**SET EXERCISE**: Among the entries below, count the lines that contain the word "JSON". Write down only the total.

BEGIN PROVIDED RECORDS

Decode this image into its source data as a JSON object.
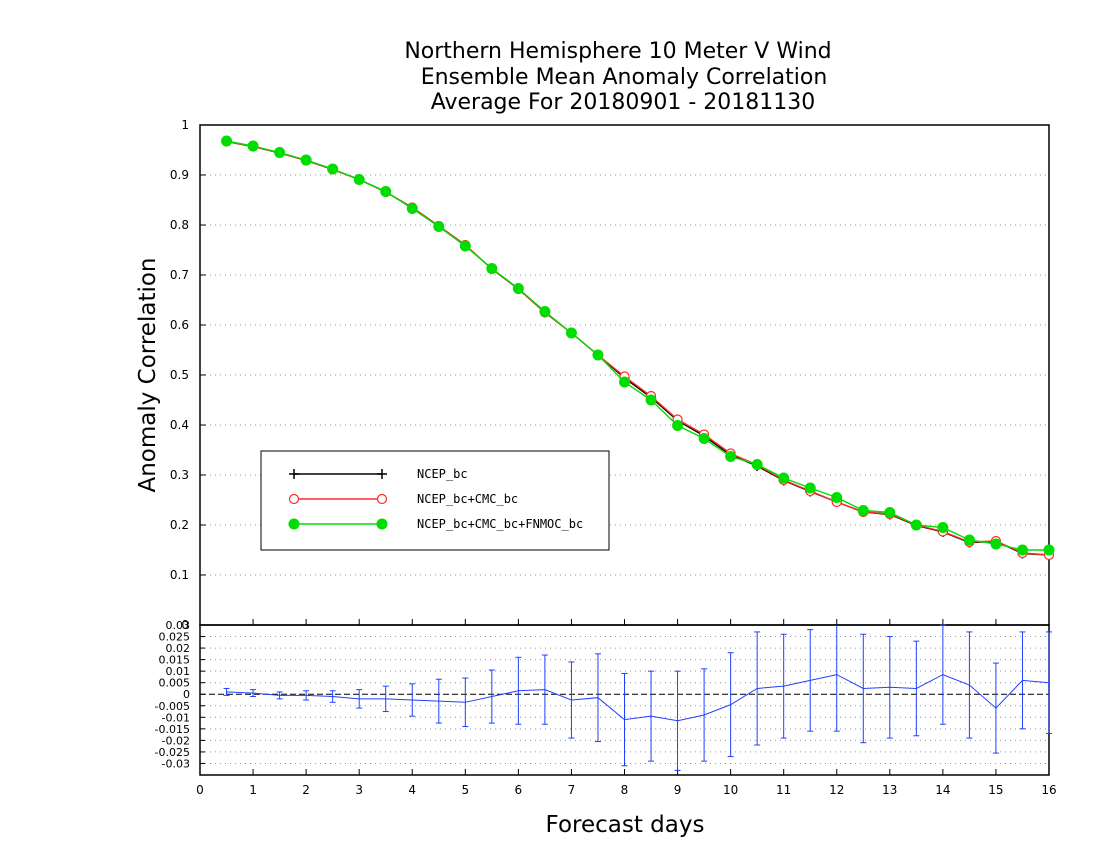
{
  "chart_data": {
    "type": "line",
    "title_lines": [
      "Northern Hemisphere 10 Meter V Wind",
      "Ensemble Mean Anomaly Correlation",
      "Average For 20180901 - 20181130"
    ],
    "xlabel": "Forecast days",
    "ylabel": "Anomaly Correlation",
    "xlim": [
      0,
      16
    ],
    "ylim": [
      0,
      1
    ],
    "x_ticks": [
      "0",
      "1",
      "2",
      "3",
      "4",
      "5",
      "6",
      "7",
      "8",
      "9",
      "10",
      "11",
      "12",
      "13",
      "14",
      "15",
      "16"
    ],
    "y_ticks": [
      "0",
      "0.1",
      "0.2",
      "0.3",
      "0.4",
      "0.5",
      "0.6",
      "0.7",
      "0.8",
      "0.9",
      "1"
    ],
    "grid": true,
    "legend_position": "lower-left",
    "x": [
      0.5,
      1,
      1.5,
      2,
      2.5,
      3,
      3.5,
      4,
      4.5,
      5,
      5.5,
      6,
      6.5,
      7,
      7.5,
      8,
      8.5,
      9,
      9.5,
      10,
      10.5,
      11,
      11.5,
      12,
      12.5,
      13,
      13.5,
      14,
      14.5,
      15,
      15.5,
      16
    ],
    "series": [
      {
        "name": "NCEP_bc",
        "color": "#000000",
        "marker": "plus",
        "values": [
          0.967,
          0.957,
          0.944,
          0.929,
          0.911,
          0.891,
          0.866,
          0.835,
          0.798,
          0.76,
          0.712,
          0.672,
          0.625,
          0.584,
          0.54,
          0.494,
          0.455,
          0.409,
          0.378,
          0.34,
          0.318,
          0.289,
          0.267,
          0.246,
          0.226,
          0.221,
          0.199,
          0.186,
          0.165,
          0.167,
          0.143,
          0.14
        ]
      },
      {
        "name": "NCEP_bc+CMC_bc",
        "color": "#ff2a2a",
        "marker": "open-circle",
        "values": [
          0.967,
          0.957,
          0.944,
          0.929,
          0.911,
          0.891,
          0.866,
          0.835,
          0.798,
          0.76,
          0.712,
          0.672,
          0.625,
          0.584,
          0.54,
          0.497,
          0.458,
          0.411,
          0.381,
          0.343,
          0.32,
          0.29,
          0.268,
          0.246,
          0.226,
          0.222,
          0.2,
          0.187,
          0.166,
          0.168,
          0.144,
          0.14
        ]
      },
      {
        "name": "NCEP_bc+CMC_bc+FNMOC_bc",
        "color": "#00dd00",
        "marker": "filled-circle",
        "values": [
          0.968,
          0.958,
          0.945,
          0.93,
          0.912,
          0.891,
          0.867,
          0.833,
          0.797,
          0.758,
          0.713,
          0.673,
          0.627,
          0.584,
          0.54,
          0.486,
          0.45,
          0.399,
          0.373,
          0.337,
          0.321,
          0.294,
          0.274,
          0.255,
          0.229,
          0.225,
          0.2,
          0.195,
          0.17,
          0.162,
          0.15,
          0.15
        ]
      }
    ],
    "diff_panel": {
      "ylim": [
        -0.035,
        0.03
      ],
      "y_ticks": [
        "-0.03",
        "-0.025",
        "-0.02",
        "-0.015",
        "-0.01",
        "-0.005",
        "0",
        "0.005",
        "0.01",
        "0.015",
        "0.02",
        "0.025",
        "0.03"
      ],
      "line_color": "#2040ff",
      "zero_line": true,
      "values": [
        0.001,
        0.0005,
        -0.0005,
        -0.0005,
        -0.001,
        -0.002,
        -0.002,
        -0.0025,
        -0.003,
        -0.0035,
        -0.001,
        0.0015,
        0.002,
        -0.0025,
        -0.0015,
        -0.011,
        -0.0095,
        -0.0115,
        -0.009,
        -0.0045,
        0.0025,
        0.0035,
        0.006,
        0.0085,
        0.0025,
        0.003,
        0.0025,
        0.0085,
        0.004,
        -0.006,
        0.006,
        0.005
      ],
      "error_half_width": [
        0.0015,
        0.0015,
        0.0015,
        0.002,
        0.0025,
        0.004,
        0.0055,
        0.007,
        0.0095,
        0.0105,
        0.0115,
        0.0145,
        0.015,
        0.0165,
        0.019,
        0.02,
        0.0195,
        0.0215,
        0.02,
        0.0225,
        0.0245,
        0.0225,
        0.022,
        0.0245,
        0.0235,
        0.022,
        0.0205,
        0.0215,
        0.023,
        0.0195,
        0.021,
        0.022
      ]
    }
  }
}
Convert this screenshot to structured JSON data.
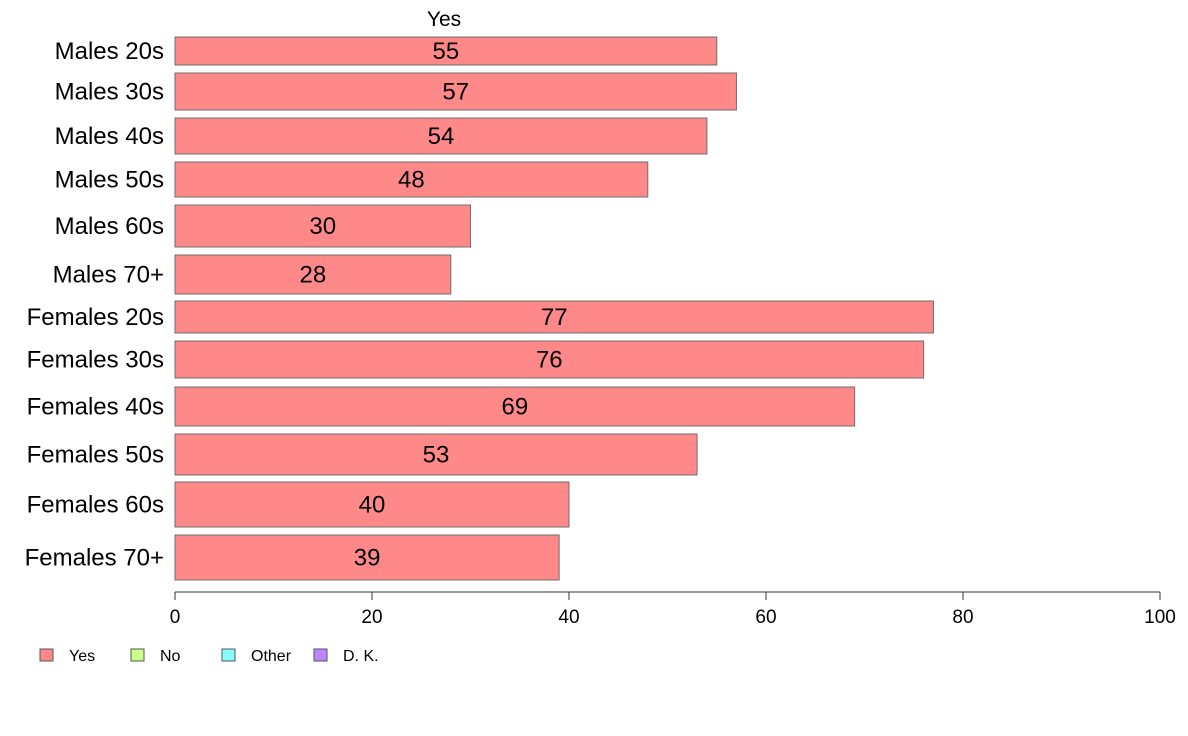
{
  "chart_data": {
    "type": "bar",
    "orientation": "horizontal",
    "title": "Yes",
    "categories": [
      "Males 20s",
      "Males 30s",
      "Males 40s",
      "Males 50s",
      "Males 60s",
      "Males 70+",
      "Females 20s",
      "Females 30s",
      "Females 40s",
      "Females 50s",
      "Females 60s",
      "Females 70+"
    ],
    "series": [
      {
        "name": "Yes",
        "color": "#ff8888",
        "values": [
          55,
          57,
          54,
          48,
          30,
          28,
          77,
          76,
          69,
          53,
          40,
          39
        ]
      }
    ],
    "data_labels": [
      "55",
      "57",
      "54",
      "48",
      "30",
      "28",
      "77",
      "76",
      "69",
      "53",
      "40",
      "39"
    ],
    "xlim": [
      0,
      100
    ],
    "x_ticks": [
      0,
      20,
      40,
      60,
      80,
      100
    ],
    "x_tick_labels": [
      "0",
      "20",
      "40",
      "60",
      "80",
      "100"
    ],
    "grid": false,
    "legend": {
      "placement": "bottom-left",
      "entries": [
        {
          "label": "Yes",
          "color": "#ff8888"
        },
        {
          "label": "No",
          "color": "#ccff88"
        },
        {
          "label": "Other",
          "color": "#88ffff"
        },
        {
          "label": "D. K.",
          "color": "#bb88ff"
        }
      ]
    }
  }
}
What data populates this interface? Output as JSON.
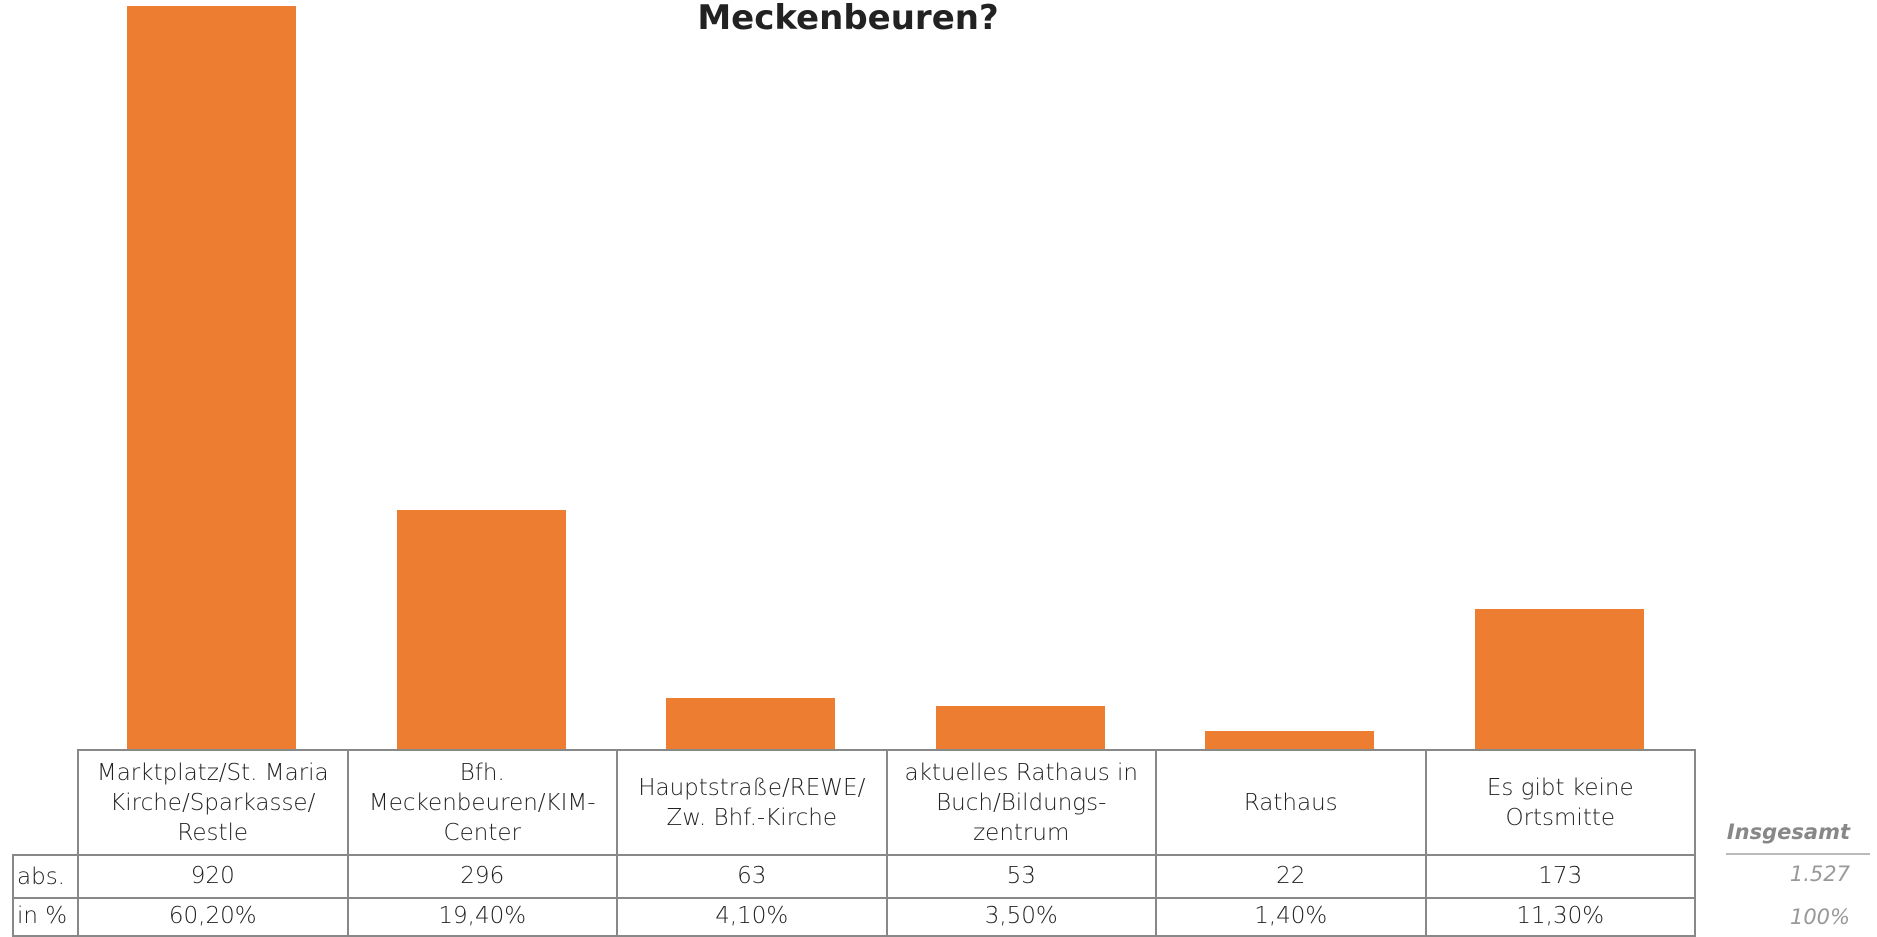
{
  "chart_data": {
    "type": "bar",
    "title": "Meckenbeuren?",
    "categories": [
      "Marktplatz/St. Maria Kirche/Sparkasse/ Restle",
      "Bfh. Meckenbeuren/KIM-Center",
      "Hauptstraße/REWE/ Zw. Bhf.-Kirche",
      "aktuelles Rathaus in Buch/Bildungs-zentrum",
      "Rathaus",
      "Es gibt keine Ortsmitte"
    ],
    "color": "#ed7d31",
    "series": [
      {
        "name": "abs.",
        "values": [
          920,
          296,
          63,
          53,
          22,
          173
        ]
      },
      {
        "name": "in %",
        "values": [
          60.2,
          19.4,
          4.1,
          3.5,
          1.4,
          11.3
        ],
        "value_labels": [
          "60,20%",
          "19,40%",
          "4,10%",
          "3,50%",
          "1,40%",
          "11,30%"
        ]
      }
    ],
    "total_title": "Insgesamt",
    "totals": [
      1527,
      100
    ],
    "total_labels": [
      "1.527",
      "100%"
    ]
  }
}
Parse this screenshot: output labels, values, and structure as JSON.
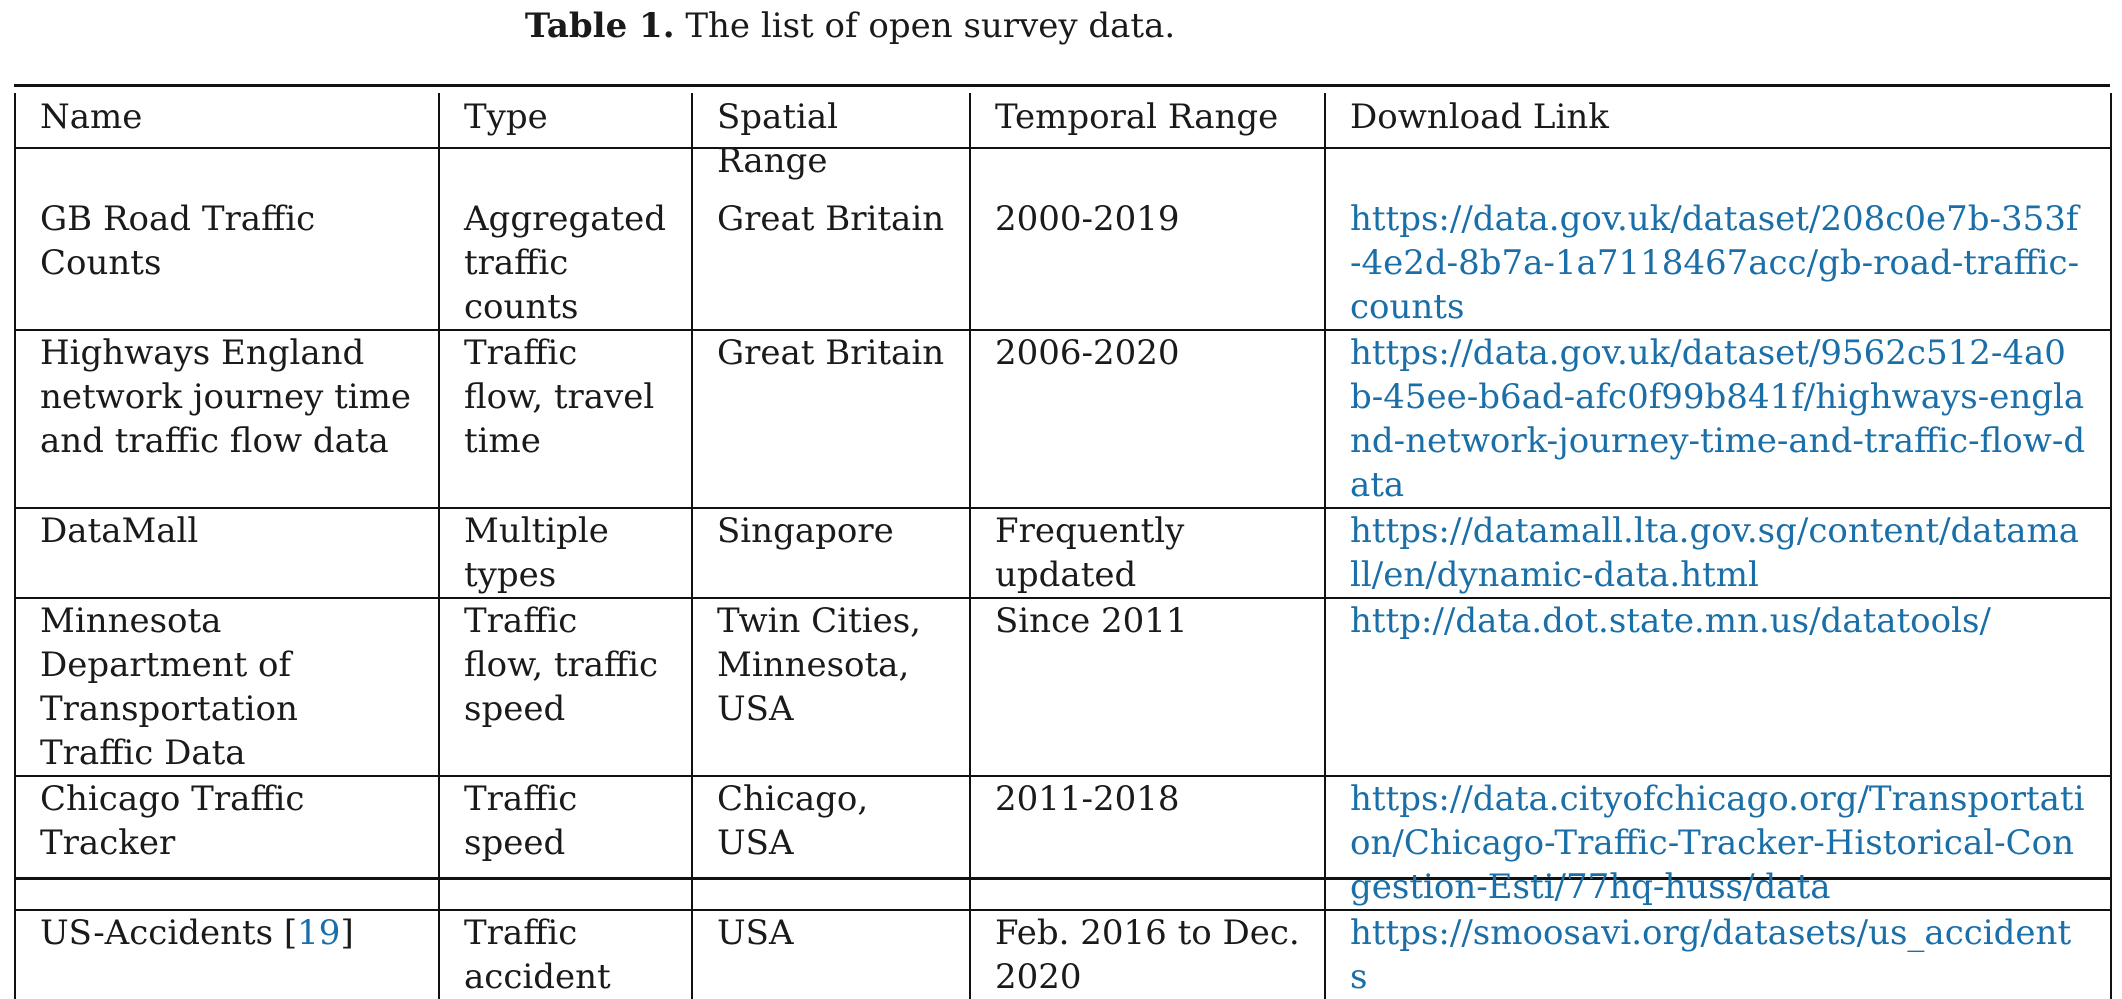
{
  "caption": {
    "label": "Table 1.",
    "text": " The list of open survey data."
  },
  "columns": [
    "Name",
    "Type",
    "Spatial Range",
    "Temporal Range",
    "Download Link"
  ],
  "rows": [
    {
      "name": "GB Road Traffic Counts",
      "type": "Aggregated traffic counts",
      "spatial": "Great Britain",
      "temporal": "2000-2019",
      "link": "https://data.gov.uk/dataset/208c0e7b-353f-4e2d-8b7a-1a7118467acc/gb-road-traffic-counts"
    },
    {
      "name": "Highways England network journey time and traffic flow data",
      "type": "Traffic flow, travel time",
      "spatial": "Great Britain",
      "temporal": "2006-2020",
      "link": "https://data.gov.uk/dataset/9562c512-4a0b-45ee-b6ad-afc0f99b841f/highways-england-network-journey-time-and-traffic-flow-data"
    },
    {
      "name": "DataMall",
      "type": "Multiple types",
      "spatial": "Singapore",
      "temporal": "Frequently updated",
      "link": "https://datamall.lta.gov.sg/content/datamall/en/dynamic-data.html"
    },
    {
      "name": "Minnesota Department of Transportation Traffic Data",
      "type": "Traffic flow, traffic speed",
      "spatial": "Twin Cities, Minnesota, USA",
      "temporal": "Since 2011",
      "link": "http://data.dot.state.mn.us/datatools/"
    },
    {
      "name": "Chicago Traffic Tracker",
      "type": "Traffic speed",
      "spatial": "Chicago, USA",
      "temporal": "2011-2018",
      "link": "https://data.cityofchicago.org/Transportation/Chicago-Traffic-Tracker-Historical-Congestion-Esti/77hq-huss/data"
    },
    {
      "name": "US-Accidents",
      "name_ref": "19",
      "type": "Traffic accident",
      "spatial": "USA",
      "temporal": "Feb. 2016 to Dec. 2020",
      "link": "https://smoosavi.org/datasets/us_accidents"
    }
  ],
  "colors": {
    "link": "#1a6fa8",
    "text": "#1a1a1a",
    "rule": "#111111"
  }
}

END PROVIDED RECORDS

**EXERCISE OUTPUT**: 4